- Records for the task
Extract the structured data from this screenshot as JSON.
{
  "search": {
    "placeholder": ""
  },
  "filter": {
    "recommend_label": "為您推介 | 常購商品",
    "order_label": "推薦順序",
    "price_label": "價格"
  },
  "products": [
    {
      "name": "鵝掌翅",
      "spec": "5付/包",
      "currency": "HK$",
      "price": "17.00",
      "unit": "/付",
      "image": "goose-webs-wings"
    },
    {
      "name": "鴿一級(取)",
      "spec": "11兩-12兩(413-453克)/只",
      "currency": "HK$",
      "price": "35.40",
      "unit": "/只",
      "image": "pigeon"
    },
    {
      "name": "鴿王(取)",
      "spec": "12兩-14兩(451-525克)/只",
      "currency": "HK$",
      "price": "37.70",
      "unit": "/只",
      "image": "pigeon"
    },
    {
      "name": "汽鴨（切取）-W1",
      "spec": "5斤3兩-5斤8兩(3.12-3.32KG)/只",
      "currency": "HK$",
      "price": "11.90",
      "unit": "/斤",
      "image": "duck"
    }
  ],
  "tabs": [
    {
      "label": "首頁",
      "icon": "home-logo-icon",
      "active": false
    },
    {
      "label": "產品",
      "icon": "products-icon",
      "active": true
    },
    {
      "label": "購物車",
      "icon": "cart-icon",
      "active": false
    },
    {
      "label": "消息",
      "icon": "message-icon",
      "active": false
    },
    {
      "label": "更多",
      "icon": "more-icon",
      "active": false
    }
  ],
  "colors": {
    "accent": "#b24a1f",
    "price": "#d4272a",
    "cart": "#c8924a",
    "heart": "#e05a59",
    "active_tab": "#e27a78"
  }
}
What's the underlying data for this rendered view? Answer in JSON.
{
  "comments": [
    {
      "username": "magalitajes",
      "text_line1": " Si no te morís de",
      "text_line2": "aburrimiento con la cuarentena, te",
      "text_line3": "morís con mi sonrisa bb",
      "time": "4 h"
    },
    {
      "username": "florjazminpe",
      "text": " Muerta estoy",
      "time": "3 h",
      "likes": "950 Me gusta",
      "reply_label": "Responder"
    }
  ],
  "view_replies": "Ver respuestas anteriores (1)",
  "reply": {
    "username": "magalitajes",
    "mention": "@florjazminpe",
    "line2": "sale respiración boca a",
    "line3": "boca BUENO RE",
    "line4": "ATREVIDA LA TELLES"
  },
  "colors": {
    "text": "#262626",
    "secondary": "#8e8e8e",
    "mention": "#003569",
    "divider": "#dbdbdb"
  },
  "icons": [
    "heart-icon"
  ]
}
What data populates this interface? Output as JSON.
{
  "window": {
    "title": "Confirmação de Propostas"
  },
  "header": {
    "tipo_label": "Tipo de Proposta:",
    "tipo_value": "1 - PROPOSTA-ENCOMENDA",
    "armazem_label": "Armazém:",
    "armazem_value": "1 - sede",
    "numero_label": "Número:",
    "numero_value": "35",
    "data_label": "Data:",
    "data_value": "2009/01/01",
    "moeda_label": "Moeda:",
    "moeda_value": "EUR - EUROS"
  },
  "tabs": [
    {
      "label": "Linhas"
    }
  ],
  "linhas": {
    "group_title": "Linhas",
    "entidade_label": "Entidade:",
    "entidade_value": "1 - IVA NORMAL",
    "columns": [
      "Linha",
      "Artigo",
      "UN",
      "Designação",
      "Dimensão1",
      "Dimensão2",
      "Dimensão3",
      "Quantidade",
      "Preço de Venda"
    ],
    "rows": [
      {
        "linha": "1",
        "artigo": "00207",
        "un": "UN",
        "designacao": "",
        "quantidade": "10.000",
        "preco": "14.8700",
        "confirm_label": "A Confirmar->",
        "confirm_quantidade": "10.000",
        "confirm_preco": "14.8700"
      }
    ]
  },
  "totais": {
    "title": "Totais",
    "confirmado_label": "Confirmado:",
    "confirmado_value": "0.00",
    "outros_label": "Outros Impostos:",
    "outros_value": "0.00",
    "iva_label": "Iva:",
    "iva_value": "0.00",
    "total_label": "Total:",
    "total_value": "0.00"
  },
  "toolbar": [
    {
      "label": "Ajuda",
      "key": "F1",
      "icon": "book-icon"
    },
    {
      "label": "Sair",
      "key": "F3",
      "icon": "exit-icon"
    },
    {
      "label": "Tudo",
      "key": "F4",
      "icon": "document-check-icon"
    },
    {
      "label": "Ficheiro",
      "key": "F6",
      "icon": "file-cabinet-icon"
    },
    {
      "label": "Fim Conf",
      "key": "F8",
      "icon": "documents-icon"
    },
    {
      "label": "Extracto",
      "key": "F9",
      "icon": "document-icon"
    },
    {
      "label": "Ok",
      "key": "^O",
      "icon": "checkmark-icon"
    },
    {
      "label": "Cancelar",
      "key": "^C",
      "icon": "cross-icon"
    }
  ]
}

- Exercise directions
Using the listing above, say how many of its lines contain the string "mention", giving nothing but the figure.

- Final result
2